Single out the lines that include the word "series". Copy them.

[Source data]
--- --- ---

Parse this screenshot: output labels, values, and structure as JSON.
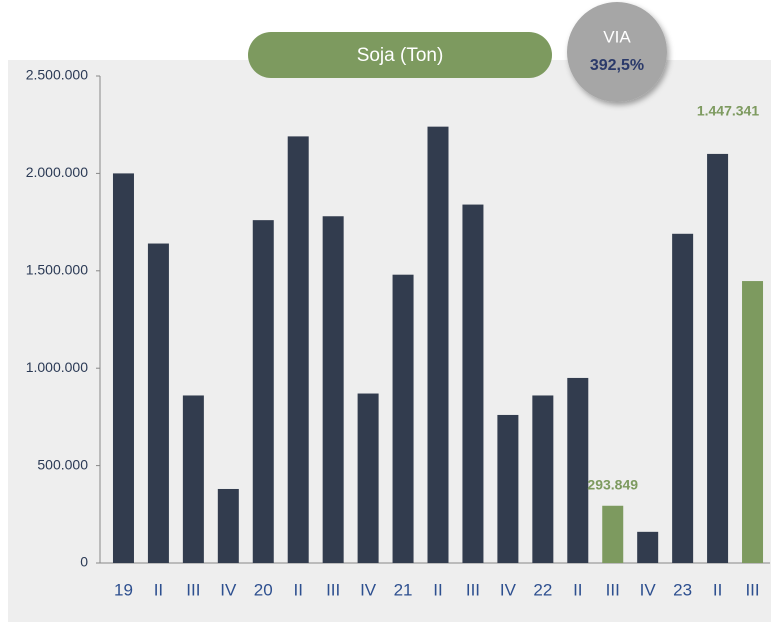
{
  "chart_data": {
    "type": "bar",
    "title": "Soja (Ton)",
    "badge": {
      "label": "VIA",
      "value": "392,5%"
    },
    "categories": [
      "19",
      "II",
      "III",
      "IV",
      "20",
      "II",
      "III",
      "IV",
      "21",
      "II",
      "III",
      "IV",
      "22",
      "II",
      "III",
      "IV",
      "23",
      "II",
      "III"
    ],
    "values": [
      2000000,
      1640000,
      860000,
      380000,
      1760000,
      2190000,
      1780000,
      870000,
      1480000,
      2240000,
      1840000,
      760000,
      860000,
      950000,
      293849,
      160000,
      1690000,
      2100000,
      1447341
    ],
    "value_labels": [
      null,
      null,
      null,
      null,
      null,
      null,
      null,
      null,
      null,
      null,
      null,
      null,
      null,
      null,
      "293.849",
      null,
      null,
      null,
      "1.447.341"
    ],
    "colors": [
      "#323c4e",
      "#323c4e",
      "#323c4e",
      "#323c4e",
      "#323c4e",
      "#323c4e",
      "#323c4e",
      "#323c4e",
      "#323c4e",
      "#323c4e",
      "#323c4e",
      "#323c4e",
      "#323c4e",
      "#323c4e",
      "#7d9a5f",
      "#323c4e",
      "#323c4e",
      "#323c4e",
      "#7d9a5f"
    ],
    "ylim": [
      0,
      2500000
    ],
    "yticks": [
      0,
      {
        "value": 500000,
        "label": "500.000"
      },
      {
        "value": 1000000,
        "label": "1.000.000"
      },
      {
        "value": 1500000,
        "label": "1.500.000"
      },
      {
        "value": 2000000,
        "label": "2.000.000"
      },
      {
        "value": 2500000,
        "label": "2.500.000"
      }
    ],
    "grid": false
  }
}
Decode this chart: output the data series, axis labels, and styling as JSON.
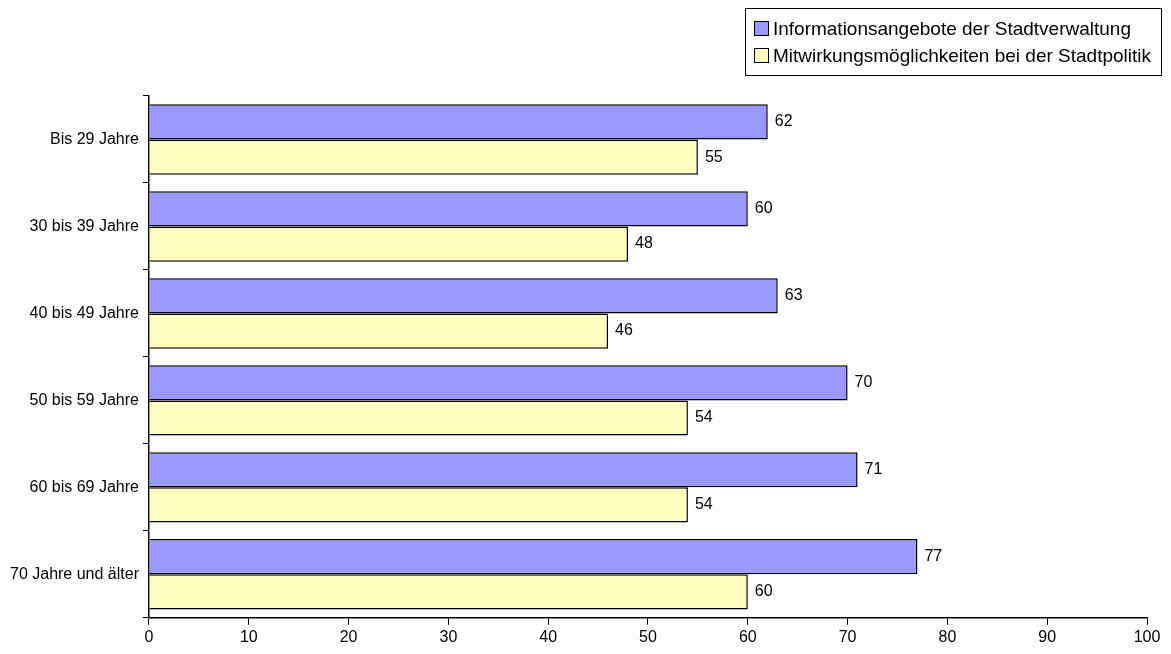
{
  "chart_data": {
    "type": "bar",
    "orientation": "horizontal",
    "categories": [
      "Bis 29 Jahre",
      "30 bis 39 Jahre",
      "40 bis 49 Jahre",
      "50 bis 59 Jahre",
      "60 bis 69 Jahre",
      "70 Jahre und älter"
    ],
    "series": [
      {
        "name": "Informationsangebote der Stadtverwaltung",
        "color": "#9999ff",
        "values": [
          62,
          60,
          63,
          70,
          71,
          77
        ]
      },
      {
        "name": "Mitwirkungsmöglichkeiten bei der Stadtpolitik",
        "color": "#ffffc0",
        "values": [
          55,
          48,
          46,
          54,
          54,
          60
        ]
      }
    ],
    "xlim": [
      0,
      100
    ],
    "xticks": [
      0,
      10,
      20,
      30,
      40,
      50,
      60,
      70,
      80,
      90,
      100
    ],
    "grid": false,
    "legend": "top right",
    "data_labels": true
  }
}
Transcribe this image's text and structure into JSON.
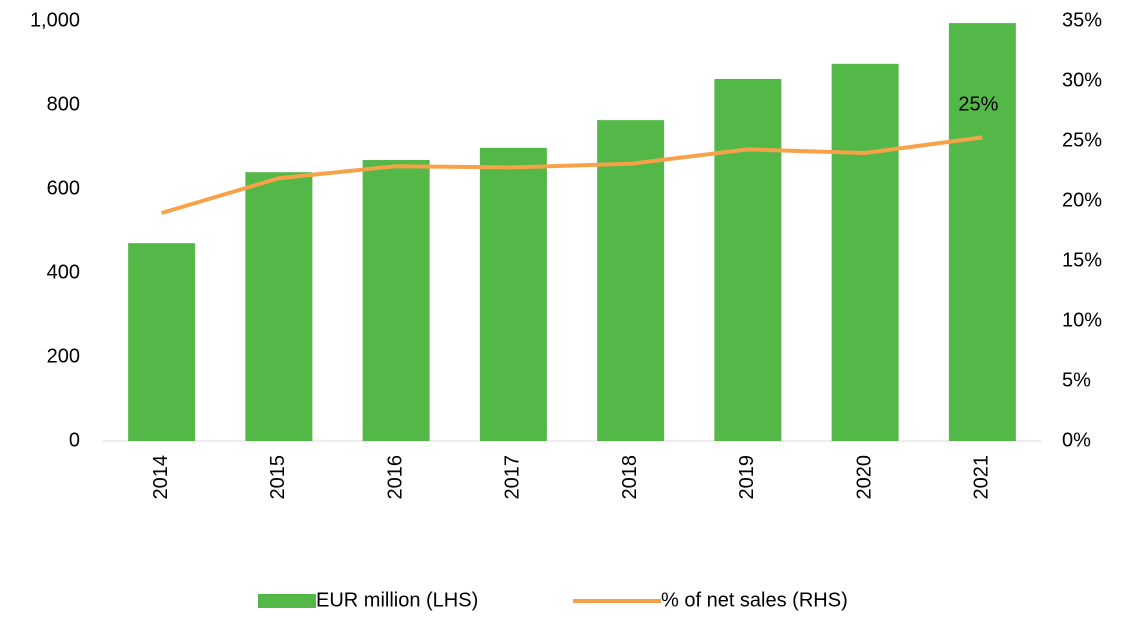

--- --- ---

**EXPECTED ANSWER**
Decode this chart: output the data series, axis labels, and styling as JSON.
    "series": [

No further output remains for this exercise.